## THE REQUEST
Can you extract every line of the block of data below, word for word, and leave any pictures out of your answer?

A block of data
▼

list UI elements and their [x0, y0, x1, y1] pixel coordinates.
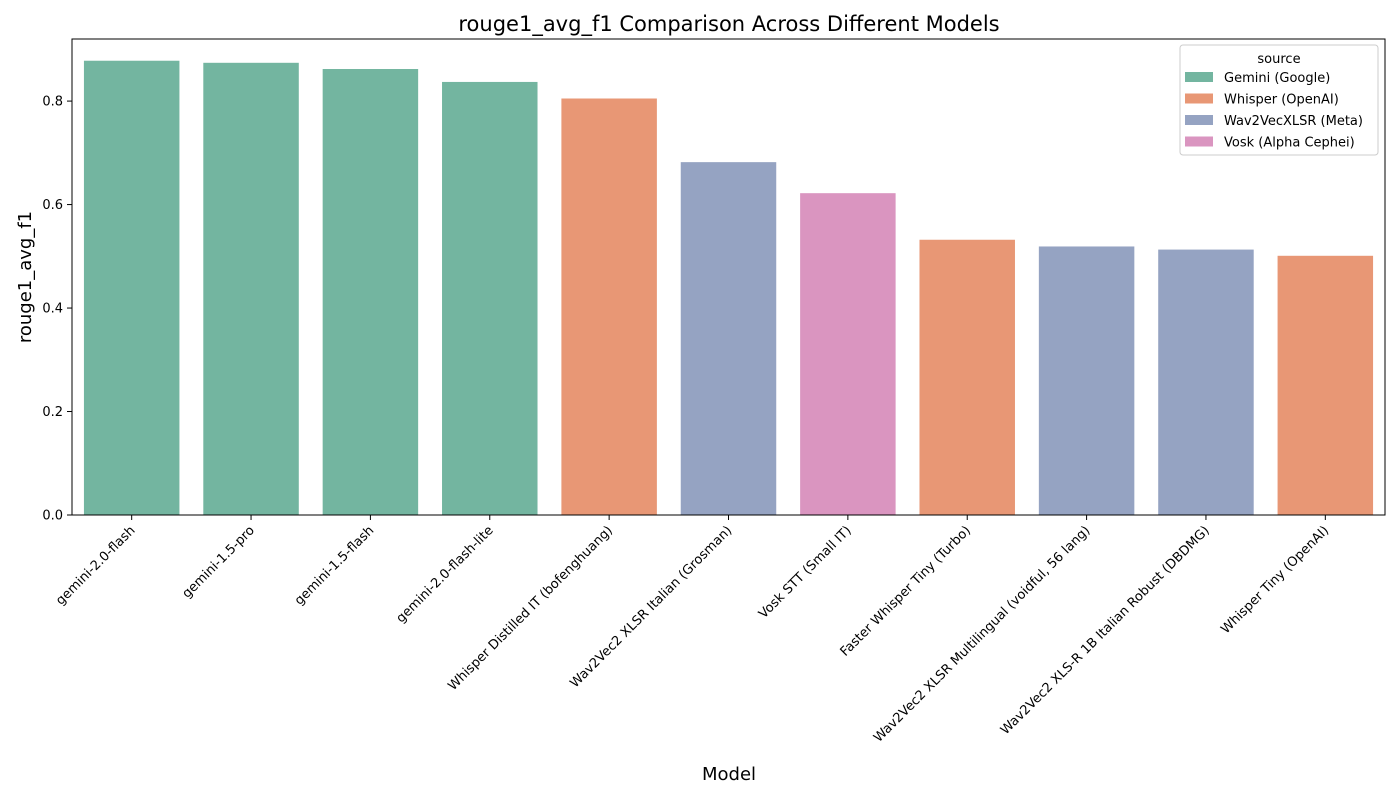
bar-10	[1277, 255, 1374, 516]
x-tick-label: gemini-2.0-flash	[53, 523, 138, 608]
bar-2	[322, 69, 419, 515]
legend-swatch	[1185, 115, 1213, 125]
legend-entry-label: Whisper (OpenAI)	[1224, 93, 1339, 108]
bar-4	[561, 98, 657, 515]
legend-swatch	[1185, 72, 1213, 82]
bar-8	[1038, 246, 1135, 515]
x-tick-label: Vosk STT (Small IT)	[756, 523, 855, 622]
bars	[83, 60, 1374, 516]
legend-entry-label: Gemini (Google)	[1224, 71, 1330, 86]
plot-frame	[71, 38, 1386, 516]
legend-title: source	[1257, 52, 1300, 67]
bar-0	[83, 60, 180, 515]
y-tick-label: 0.6	[42, 198, 63, 213]
x-tick-label: gemini-1.5-flash	[292, 523, 377, 608]
chart-title: rouge1_avg_f1 Comparison Across Differen…	[458, 12, 999, 37]
x-axis-label: Model	[702, 764, 756, 785]
bar-3	[442, 81, 538, 515]
bar-6	[800, 193, 896, 515]
y-tick-label: 0.4	[42, 302, 63, 317]
x-tick-label: Wav2Vec2 XLSR Multilingual (voidful, 56 …	[871, 523, 1093, 745]
x-tick-label: Whisper Tiny (OpenAI)	[1218, 523, 1332, 637]
x-tick-label: gemini-1.5-pro	[180, 523, 258, 601]
bar-7	[919, 239, 1015, 515]
x-tick-label: Faster Whisper Tiny (Turbo)	[838, 523, 974, 659]
bar-9	[1158, 249, 1254, 515]
y-tick-label: 0.2	[42, 405, 63, 420]
y-tick-label: 0.8	[42, 95, 63, 110]
legend-entry-label: Vosk (Alpha Cephei)	[1224, 136, 1355, 151]
legend-entry-label: Wav2VecXLSR (Meta)	[1224, 114, 1363, 129]
legend: source Gemini (Google) Whisper (OpenAI) Wa…	[1179, 44, 1379, 156]
legend-swatch	[1185, 136, 1213, 147]
bar-5	[680, 162, 777, 515]
y-axis: 0.0 0.2 0.4 0.6 0.8	[42, 95, 72, 524]
y-tick-label: 0.0	[42, 509, 63, 524]
bar-1	[203, 62, 299, 516]
legend-box	[1179, 44, 1379, 156]
x-axis: gemini-2.0-flash gemini-1.5-pro gemini-1.5…	[53, 515, 1332, 746]
x-tick-label: gemini-2.0-flash-lite	[394, 523, 497, 626]
y-axis-label: rouge1_avg_f1	[15, 211, 36, 343]
x-tick-label: Wav2Vec2 XLS-R 1B Italian Robust (DBDMG)	[998, 523, 1213, 738]
legend-swatch	[1185, 93, 1213, 104]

▲

## THE ANSWER
list UI elements and their [x0, y0, x1, y1] pixel coordinates.
bar-10	[1277, 255, 1374, 516]
x-tick-label: gemini-2.0-flash	[53, 523, 138, 608]
bar-2	[322, 69, 419, 515]
legend-swatch	[1185, 115, 1213, 125]
legend-entry-label: Whisper (OpenAI)	[1224, 93, 1339, 108]
bar-4	[561, 98, 657, 515]
legend-swatch	[1185, 72, 1213, 82]
bar-8	[1038, 246, 1135, 515]
x-tick-label: Vosk STT (Small IT)	[756, 523, 855, 622]
bars	[83, 60, 1374, 516]
legend-entry-label: Gemini (Google)	[1224, 71, 1330, 86]
plot-frame	[71, 38, 1386, 516]
legend-title: source	[1257, 52, 1300, 67]
bar-0	[83, 60, 180, 515]
y-tick-label: 0.6	[42, 198, 63, 213]
x-tick-label: gemini-1.5-flash	[292, 523, 377, 608]
chart-title: rouge1_avg_f1 Comparison Across Differen…	[458, 12, 999, 37]
x-axis-label: Model	[702, 764, 756, 785]
bar-3	[442, 81, 538, 515]
bar-6	[800, 193, 896, 515]
y-tick-label: 0.4	[42, 302, 63, 317]
x-tick-label: Wav2Vec2 XLSR Multilingual (voidful, 56 …	[871, 523, 1093, 745]
x-tick-label: Whisper Tiny (OpenAI)	[1218, 523, 1332, 637]
x-tick-label: gemini-1.5-pro	[180, 523, 258, 601]
bar-7	[919, 239, 1015, 515]
x-tick-label: Faster Whisper Tiny (Turbo)	[838, 523, 974, 659]
bar-9	[1158, 249, 1254, 515]
y-tick-label: 0.2	[42, 405, 63, 420]
y-tick-label: 0.8	[42, 95, 63, 110]
legend-entry-label: Vosk (Alpha Cephei)	[1224, 136, 1355, 151]
legend-entry-label: Wav2VecXLSR (Meta)	[1224, 114, 1363, 129]
legend: source Gemini (Google) Whisper (OpenAI) Wa…	[1179, 44, 1379, 156]
legend-swatch	[1185, 136, 1213, 147]
bar-5	[680, 162, 777, 515]
y-axis: 0.0 0.2 0.4 0.6 0.8	[42, 95, 72, 524]
y-tick-label: 0.0	[42, 509, 63, 524]
bar-1	[203, 62, 299, 516]
legend-box	[1179, 44, 1379, 156]
x-axis: gemini-2.0-flash gemini-1.5-pro gemini-1.5…	[53, 515, 1332, 746]
x-tick-label: gemini-2.0-flash-lite	[394, 523, 497, 626]
y-axis-label: rouge1_avg_f1	[15, 211, 36, 343]
x-tick-label: Wav2Vec2 XLS-R 1B Italian Robust (DBDMG)	[998, 523, 1213, 738]
legend-swatch	[1185, 93, 1213, 104]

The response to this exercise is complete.